Exclude the pictures and return every line exactly as written.
--- Start of Task input ---
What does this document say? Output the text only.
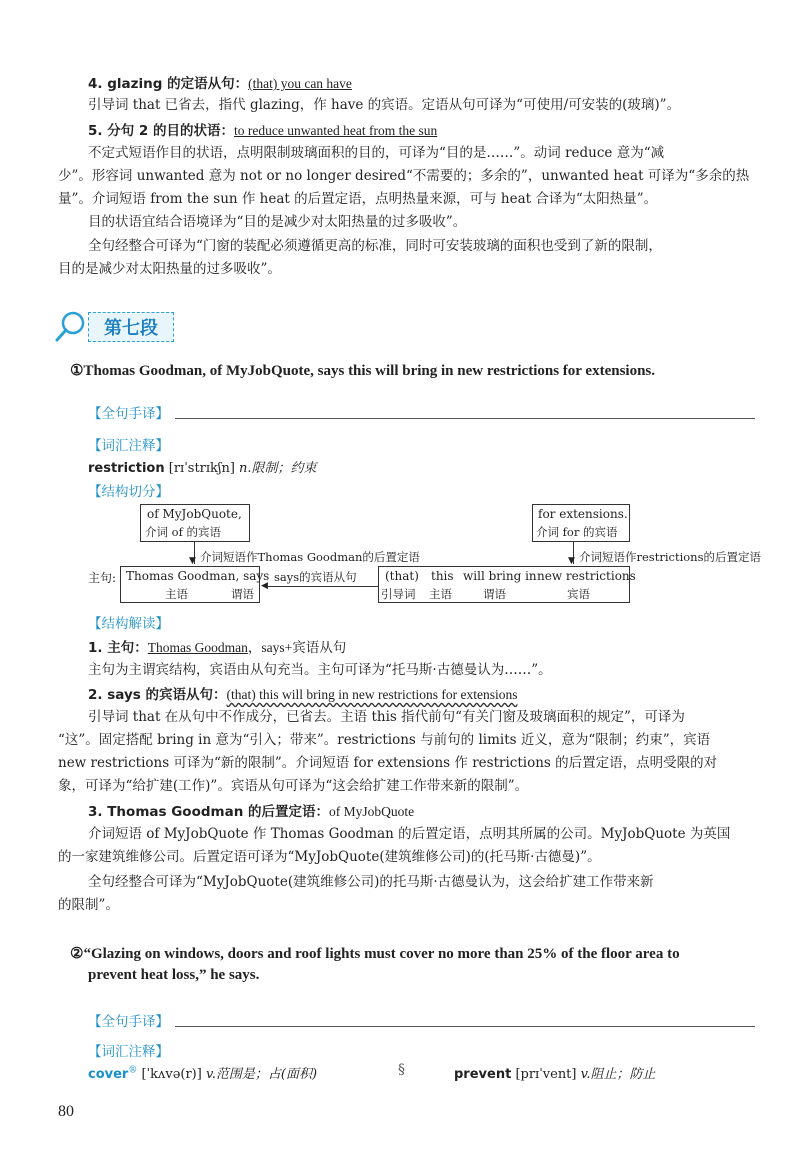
4. glazing 的定语从句：(that) you can have
引导词 that 已省去，指代 glazing，作 have 的宾语。定语从句可译为“可使用/可安装的(玻璃)”。
5. 分句 2 的目的状语：to reduce unwanted heat from the sun
不定式短语作目的状语，点明限制玻璃面积的目的，可译为“目的是……”。动词 reduce 意为“减
少”。形容词 unwanted 意为 not or no longer desired“不需要的；多余的”，unwanted heat 可译为“多余的热
量”。介词短语 from the sun 作 heat 的后置定语，点明热量来源，可与 heat 合译为“太阳热量”。
目的状语宜结合语境译为“目的是减少对太阳热量的过多吸收”。
全句经整合可译为“门窗的装配必须遵循更高的标准，同时可安装玻璃的面积也受到了新的限制，
目的是减少对太阳热量的过多吸收”。
第七段
①Thomas Goodman, of MyJobQuote, says this will bring in new restrictions for extensions.
【全句手译】
【词汇注释】
restriction [rɪˈstrɪkʃn] n.限制；约束
【结构切分】
of MyJobQuote,
介词 of 的宾语
for extensions.
介词 for 的宾语
▼ 介词短语作Thomas Goodman的后置定语	▼ 介词短语作restrictions的后置定语
主句: Thomas Goodman, says
主语	谓语
◀
says的宾语从句 (that) this will bring in new restrictions
引导词 主语	谓语	宾语
【结构解读】
1. 主句：Thomas Goodman，says+宾语从句
主句为主谓宾结构，宾语由从句充当。主句可译为“托马斯·古德曼认为……”。
2. says 的宾语从句：(that) this will bring in new restrictions for extensions
引导词 that 在从句中不作成分，已省去。主语 this 指代前句“有关门窗及玻璃面积的规定”，可译为
“这”。固定搭配 bring in 意为“引入；带来”。restrictions 与前句的 limits 近义，意为“限制；约束”，宾语
new restrictions 可译为“新的限制”。介词短语 for extensions 作 restrictions 的后置定语，点明受限的对
象，可译为“给扩建(工作)”。宾语从句可译为“这会给扩建工作带来新的限制”。
3. Thomas Goodman 的后置定语：of MyJobQuote
介词短语 of MyJobQuote 作 Thomas Goodman 的后置定语，点明其所属的公司。MyJobQuote 为英国
的一家建筑维修公司。后置定语可译为“MyJobQuote(建筑维修公司)的(托马斯·古德曼)”。
全句经整合可译为“MyJobQuote(建筑维修公司)的托马斯·古德曼认为，这会给扩建工作带来新
的限制”。
②“Glazing on windows, doors and roof lights must cover no more than 25% of the floor area to
prevent heat loss,” he says.
【全句手译】
【词汇注释】
cover® [ˈkʌvə(r)] v.范围是；占(面积)	§	prevent [prɪˈvent] v.阻止；防止
80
--- End of Task input ---
■ Exercise solution
What does this document say? Output the text only.
4. glazing 的定语从句：(that) you can have
引导词 that 已省去，指代 glazing，作 have 的宾语。定语从句可译为“可使用/可安装的(玻璃)”。
5. 分句 2 的目的状语：to reduce unwanted heat from the sun
不定式短语作目的状语，点明限制玻璃面积的目的，可译为“目的是……”。动词 reduce 意为“减
少”。形容词 unwanted 意为 not or no longer desired“不需要的；多余的”，unwanted heat 可译为“多余的热
量”。介词短语 from the sun 作 heat 的后置定语，点明热量来源，可与 heat 合译为“太阳热量”。
目的状语宜结合语境译为“目的是减少对太阳热量的过多吸收”。
全句经整合可译为“门窗的装配必须遵循更高的标准，同时可安装玻璃的面积也受到了新的限制，
目的是减少对太阳热量的过多吸收”。
第七段
①Thomas Goodman, of MyJobQuote, says this will bring in new restrictions for extensions.
【全句手译】
【词汇注释】
restriction [rɪˈstrɪkʃn] n.限制；约束
【结构切分】
of MyJobQuote,
介词 of 的宾语
for extensions.
介词 for 的宾语
▼ 介词短语作Thomas Goodman的后置定语	▼ 介词短语作restrictions的后置定语
主句: Thomas Goodman, says
主语	谓语
◀
says的宾语从句 (that) this will bring in new restrictions
引导词 主语	谓语	宾语
【结构解读】
1. 主句：Thomas Goodman，says+宾语从句
主句为主谓宾结构，宾语由从句充当。主句可译为“托马斯·古德曼认为……”。
2. says 的宾语从句：(that) this will bring in new restrictions for extensions
引导词 that 在从句中不作成分，已省去。主语 this 指代前句“有关门窗及玻璃面积的规定”，可译为
“这”。固定搭配 bring in 意为“引入；带来”。restrictions 与前句的 limits 近义，意为“限制；约束”，宾语
new restrictions 可译为“新的限制”。介词短语 for extensions 作 restrictions 的后置定语，点明受限的对
象，可译为“给扩建(工作)”。宾语从句可译为“这会给扩建工作带来新的限制”。
3. Thomas Goodman 的后置定语：of MyJobQuote
介词短语 of MyJobQuote 作 Thomas Goodman 的后置定语，点明其所属的公司。MyJobQuote 为英国
的一家建筑维修公司。后置定语可译为“MyJobQuote(建筑维修公司)的(托马斯·古德曼)”。
全句经整合可译为“MyJobQuote(建筑维修公司)的托马斯·古德曼认为，这会给扩建工作带来新
的限制”。
②“Glazing on windows, doors and roof lights must cover no more than 25% of the floor area to
prevent heat loss,” he says.
【全句手译】
【词汇注释】
cover® [ˈkʌvə(r)] v.范围是；占(面积)	§	prevent [prɪˈvent] v.阻止；防止
80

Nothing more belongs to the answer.